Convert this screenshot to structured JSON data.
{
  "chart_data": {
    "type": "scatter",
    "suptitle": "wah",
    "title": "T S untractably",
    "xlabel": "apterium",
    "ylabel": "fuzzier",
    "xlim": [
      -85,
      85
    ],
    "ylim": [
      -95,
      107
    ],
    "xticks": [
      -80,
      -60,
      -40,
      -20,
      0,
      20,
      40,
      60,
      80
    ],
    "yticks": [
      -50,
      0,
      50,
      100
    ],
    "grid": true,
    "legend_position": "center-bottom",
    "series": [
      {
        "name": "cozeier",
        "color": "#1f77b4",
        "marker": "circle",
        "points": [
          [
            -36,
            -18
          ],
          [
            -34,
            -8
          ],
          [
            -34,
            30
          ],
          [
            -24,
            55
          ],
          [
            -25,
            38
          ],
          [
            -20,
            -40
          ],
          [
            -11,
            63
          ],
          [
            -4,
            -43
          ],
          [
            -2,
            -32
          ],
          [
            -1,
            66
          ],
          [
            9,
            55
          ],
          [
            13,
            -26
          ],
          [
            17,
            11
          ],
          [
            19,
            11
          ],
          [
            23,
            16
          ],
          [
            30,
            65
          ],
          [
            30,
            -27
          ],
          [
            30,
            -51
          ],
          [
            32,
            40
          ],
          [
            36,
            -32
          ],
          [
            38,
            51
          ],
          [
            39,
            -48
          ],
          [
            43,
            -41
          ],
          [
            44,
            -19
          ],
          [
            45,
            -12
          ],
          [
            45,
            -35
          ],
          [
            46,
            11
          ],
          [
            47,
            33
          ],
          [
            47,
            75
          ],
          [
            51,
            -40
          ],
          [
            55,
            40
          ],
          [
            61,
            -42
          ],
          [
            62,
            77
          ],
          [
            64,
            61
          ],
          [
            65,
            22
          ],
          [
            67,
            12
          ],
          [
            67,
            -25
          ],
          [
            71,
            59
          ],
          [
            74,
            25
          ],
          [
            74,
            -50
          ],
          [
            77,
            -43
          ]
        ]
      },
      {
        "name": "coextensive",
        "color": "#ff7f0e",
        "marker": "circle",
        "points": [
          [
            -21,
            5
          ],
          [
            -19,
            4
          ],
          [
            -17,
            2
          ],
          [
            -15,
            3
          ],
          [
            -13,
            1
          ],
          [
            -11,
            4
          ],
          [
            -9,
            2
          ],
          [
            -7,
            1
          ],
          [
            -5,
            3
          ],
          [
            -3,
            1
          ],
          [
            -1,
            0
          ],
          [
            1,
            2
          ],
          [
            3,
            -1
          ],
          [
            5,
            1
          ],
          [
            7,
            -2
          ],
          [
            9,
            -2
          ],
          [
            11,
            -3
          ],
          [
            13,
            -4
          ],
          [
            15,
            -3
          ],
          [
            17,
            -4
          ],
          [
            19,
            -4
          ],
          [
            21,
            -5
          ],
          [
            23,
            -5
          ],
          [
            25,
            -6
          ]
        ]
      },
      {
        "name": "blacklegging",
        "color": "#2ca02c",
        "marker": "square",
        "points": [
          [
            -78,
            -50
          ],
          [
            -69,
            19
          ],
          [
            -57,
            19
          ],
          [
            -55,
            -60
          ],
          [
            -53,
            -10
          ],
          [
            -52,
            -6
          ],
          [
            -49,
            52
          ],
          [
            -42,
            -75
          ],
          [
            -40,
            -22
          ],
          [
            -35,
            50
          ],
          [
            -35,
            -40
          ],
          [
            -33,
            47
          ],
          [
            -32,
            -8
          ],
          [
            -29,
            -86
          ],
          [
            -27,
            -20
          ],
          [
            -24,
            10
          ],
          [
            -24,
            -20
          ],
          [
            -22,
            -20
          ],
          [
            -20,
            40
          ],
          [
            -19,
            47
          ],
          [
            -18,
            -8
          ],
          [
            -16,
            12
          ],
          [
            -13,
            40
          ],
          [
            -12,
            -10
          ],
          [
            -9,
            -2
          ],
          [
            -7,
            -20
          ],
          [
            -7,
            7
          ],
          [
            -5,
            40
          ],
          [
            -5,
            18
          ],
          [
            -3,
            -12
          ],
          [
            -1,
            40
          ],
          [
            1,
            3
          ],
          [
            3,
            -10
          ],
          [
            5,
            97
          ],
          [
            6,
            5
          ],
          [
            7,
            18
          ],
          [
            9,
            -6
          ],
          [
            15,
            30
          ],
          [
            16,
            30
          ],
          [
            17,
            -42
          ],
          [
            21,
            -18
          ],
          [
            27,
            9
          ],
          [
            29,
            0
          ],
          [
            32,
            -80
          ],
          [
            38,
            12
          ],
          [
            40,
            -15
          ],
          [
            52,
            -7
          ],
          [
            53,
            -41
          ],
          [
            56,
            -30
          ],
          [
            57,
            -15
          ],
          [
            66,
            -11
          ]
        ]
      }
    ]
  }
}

WORK TO BE COMPLETED -> Report all lines of the material that contain the word "name".

ANSWER FOR THE TASK ->
        "name": "cozeier",
        "name": "coextensive",
        "name": "blacklegging",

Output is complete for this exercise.